* [What to produce] Transcribe every line of the records verbatim.

___

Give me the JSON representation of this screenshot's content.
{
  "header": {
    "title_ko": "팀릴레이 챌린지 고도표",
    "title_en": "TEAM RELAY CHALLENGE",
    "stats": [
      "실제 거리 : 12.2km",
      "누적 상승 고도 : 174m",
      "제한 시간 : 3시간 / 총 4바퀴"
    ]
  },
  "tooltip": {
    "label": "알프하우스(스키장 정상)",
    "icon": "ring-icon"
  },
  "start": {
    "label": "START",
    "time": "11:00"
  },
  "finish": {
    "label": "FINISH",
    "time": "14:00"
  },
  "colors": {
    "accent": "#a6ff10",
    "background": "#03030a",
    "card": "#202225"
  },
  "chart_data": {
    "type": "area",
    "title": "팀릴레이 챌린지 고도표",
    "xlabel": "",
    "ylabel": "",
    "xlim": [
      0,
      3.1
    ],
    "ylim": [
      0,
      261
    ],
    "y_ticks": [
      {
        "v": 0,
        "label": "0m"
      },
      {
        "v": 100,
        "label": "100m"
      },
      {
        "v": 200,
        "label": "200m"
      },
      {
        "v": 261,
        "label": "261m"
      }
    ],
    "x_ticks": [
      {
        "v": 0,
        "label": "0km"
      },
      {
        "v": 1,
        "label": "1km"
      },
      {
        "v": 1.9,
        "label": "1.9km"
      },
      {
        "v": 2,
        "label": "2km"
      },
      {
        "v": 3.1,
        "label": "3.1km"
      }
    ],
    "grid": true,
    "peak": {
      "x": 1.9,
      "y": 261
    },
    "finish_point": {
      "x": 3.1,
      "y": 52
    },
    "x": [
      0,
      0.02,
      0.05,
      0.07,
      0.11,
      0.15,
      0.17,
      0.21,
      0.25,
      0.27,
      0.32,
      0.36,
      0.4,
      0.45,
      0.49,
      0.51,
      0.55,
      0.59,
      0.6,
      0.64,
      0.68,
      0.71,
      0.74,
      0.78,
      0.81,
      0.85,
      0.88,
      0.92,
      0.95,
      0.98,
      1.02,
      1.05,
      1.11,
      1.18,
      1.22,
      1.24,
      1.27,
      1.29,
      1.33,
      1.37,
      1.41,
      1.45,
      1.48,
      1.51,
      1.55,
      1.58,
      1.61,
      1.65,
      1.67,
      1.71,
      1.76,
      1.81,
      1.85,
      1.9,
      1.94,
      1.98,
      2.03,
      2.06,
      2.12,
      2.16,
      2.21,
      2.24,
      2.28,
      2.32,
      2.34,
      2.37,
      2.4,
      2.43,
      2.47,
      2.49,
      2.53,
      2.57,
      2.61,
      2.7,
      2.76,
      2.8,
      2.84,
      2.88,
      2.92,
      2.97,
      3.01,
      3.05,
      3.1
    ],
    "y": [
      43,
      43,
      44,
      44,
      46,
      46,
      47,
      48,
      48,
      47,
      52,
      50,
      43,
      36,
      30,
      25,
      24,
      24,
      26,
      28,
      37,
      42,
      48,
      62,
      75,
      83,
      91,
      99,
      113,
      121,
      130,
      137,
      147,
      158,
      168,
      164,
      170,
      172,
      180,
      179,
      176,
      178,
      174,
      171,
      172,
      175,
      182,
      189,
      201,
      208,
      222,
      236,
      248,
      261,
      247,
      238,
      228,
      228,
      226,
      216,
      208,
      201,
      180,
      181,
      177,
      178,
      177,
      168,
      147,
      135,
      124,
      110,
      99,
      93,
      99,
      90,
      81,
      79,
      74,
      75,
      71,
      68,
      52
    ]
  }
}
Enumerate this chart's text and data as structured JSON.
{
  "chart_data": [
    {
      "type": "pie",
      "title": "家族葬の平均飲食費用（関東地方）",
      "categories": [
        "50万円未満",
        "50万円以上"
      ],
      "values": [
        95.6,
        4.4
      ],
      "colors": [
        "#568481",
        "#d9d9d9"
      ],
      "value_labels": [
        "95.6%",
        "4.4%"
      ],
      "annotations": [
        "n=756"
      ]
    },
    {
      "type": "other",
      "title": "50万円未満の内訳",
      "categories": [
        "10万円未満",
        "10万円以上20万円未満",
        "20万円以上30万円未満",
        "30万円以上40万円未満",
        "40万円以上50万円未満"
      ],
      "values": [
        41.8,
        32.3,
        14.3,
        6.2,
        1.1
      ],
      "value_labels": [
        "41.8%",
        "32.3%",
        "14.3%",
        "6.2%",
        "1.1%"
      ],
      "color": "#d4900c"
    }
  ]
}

___

* [Task solution]
Give me the JSON representation of this screenshot's content.
{
  "header": {
    "title_ko": "팀릴레이 챌린지 고도표",
    "title_en": "TEAM RELAY CHALLENGE",
    "stats": [
      "실제 거리 : 12.2km",
      "누적 상승 고도 : 174m",
      "제한 시간 : 3시간 / 총 4바퀴"
    ]
  },
  "tooltip": {
    "label": "알프하우스(스키장 정상)",
    "icon": "ring-icon"
  },
  "start": {
    "label": "START",
    "time": "11:00"
  },
  "finish": {
    "label": "FINISH",
    "time": "14:00"
  },
  "colors": {
    "accent": "#a6ff10",
    "background": "#03030a",
    "card": "#202225"
  },
  "chart_data": {
    "type": "area",
    "title": "팀릴레이 챌린지 고도표",
    "xlabel": "",
    "ylabel": "",
    "xlim": [
      0,
      3.1
    ],
    "ylim": [
      0,
      261
    ],
    "y_ticks": [
      {
        "v": 0,
        "label": "0m"
      },
      {
        "v": 100,
        "label": "100m"
      },
      {
        "v": 200,
        "label": "200m"
      },
      {
        "v": 261,
        "label": "261m"
      }
    ],
    "x_ticks": [
      {
        "v": 0,
        "label": "0km"
      },
      {
        "v": 1,
        "label": "1km"
      },
      {
        "v": 1.9,
        "label": "1.9km"
      },
      {
        "v": 2,
        "label": "2km"
      },
      {
        "v": 3.1,
        "label": "3.1km"
      }
    ],
    "grid": true,
    "peak": {
      "x": 1.9,
      "y": 261
    },
    "finish_point": {
      "x": 3.1,
      "y": 52
    },
    "x": [
      0,
      0.02,
      0.05,
      0.07,
      0.11,
      0.15,
      0.17,
      0.21,
      0.25,
      0.27,
      0.32,
      0.36,
      0.4,
      0.45,
      0.49,
      0.51,
      0.55,
      0.59,
      0.6,
      0.64,
      0.68,
      0.71,
      0.74,
      0.78,
      0.81,
      0.85,
      0.88,
      0.92,
      0.95,
      0.98,
      1.02,
      1.05,
      1.11,
      1.18,
      1.22,
      1.24,
      1.27,
      1.29,
      1.33,
      1.37,
      1.41,
      1.45,
      1.48,
      1.51,
      1.55,
      1.58,
      1.61,
      1.65,
      1.67,
      1.71,
      1.76,
      1.81,
      1.85,
      1.9,
      1.94,
      1.98,
      2.03,
      2.06,
      2.12,
      2.16,
      2.21,
      2.24,
      2.28,
      2.32,
      2.34,
      2.37,
      2.4,
      2.43,
      2.47,
      2.49,
      2.53,
      2.57,
      2.61,
      2.7,
      2.76,
      2.8,
      2.84,
      2.88,
      2.92,
      2.97,
      3.01,
      3.05,
      3.1
    ],
    "y": [
      43,
      43,
      44,
      44,
      46,
      46,
      47,
      48,
      48,
      47,
      52,
      50,
      43,
      36,
      30,
      25,
      24,
      24,
      26,
      28,
      37,
      42,
      48,
      62,
      75,
      83,
      91,
      99,
      113,
      121,
      130,
      137,
      147,
      158,
      168,
      164,
      170,
      172,
      180,
      179,
      176,
      178,
      174,
      171,
      172,
      175,
      182,
      189,
      201,
      208,
      222,
      236,
      248,
      261,
      247,
      238,
      228,
      228,
      226,
      216,
      208,
      201,
      180,
      181,
      177,
      178,
      177,
      168,
      147,
      135,
      124,
      110,
      99,
      93,
      99,
      90,
      81,
      79,
      74,
      75,
      71,
      68,
      52
    ]
  }
}
Enumerate this chart's text and data as structured JSON.
{
  "chart_data": [
    {
      "type": "pie",
      "title": "家族葬の平均飲食費用（関東地方）",
      "categories": [
        "50万円未満",
        "50万円以上"
      ],
      "values": [
        95.6,
        4.4
      ],
      "colors": [
        "#568481",
        "#d9d9d9"
      ],
      "value_labels": [
        "95.6%",
        "4.4%"
      ],
      "annotations": [
        "n=756"
      ]
    },
    {
      "type": "other",
      "title": "50万円未満の内訳",
      "categories": [
        "10万円未満",
        "10万円以上20万円未満",
        "20万円以上30万円未満",
        "30万円以上40万円未満",
        "40万円以上50万円未満"
      ],
      "values": [
        41.8,
        32.3,
        14.3,
        6.2,
        1.1
      ],
      "value_labels": [
        "41.8%",
        "32.3%",
        "14.3%",
        "6.2%",
        "1.1%"
      ],
      "color": "#d4900c"
    }
  ]
}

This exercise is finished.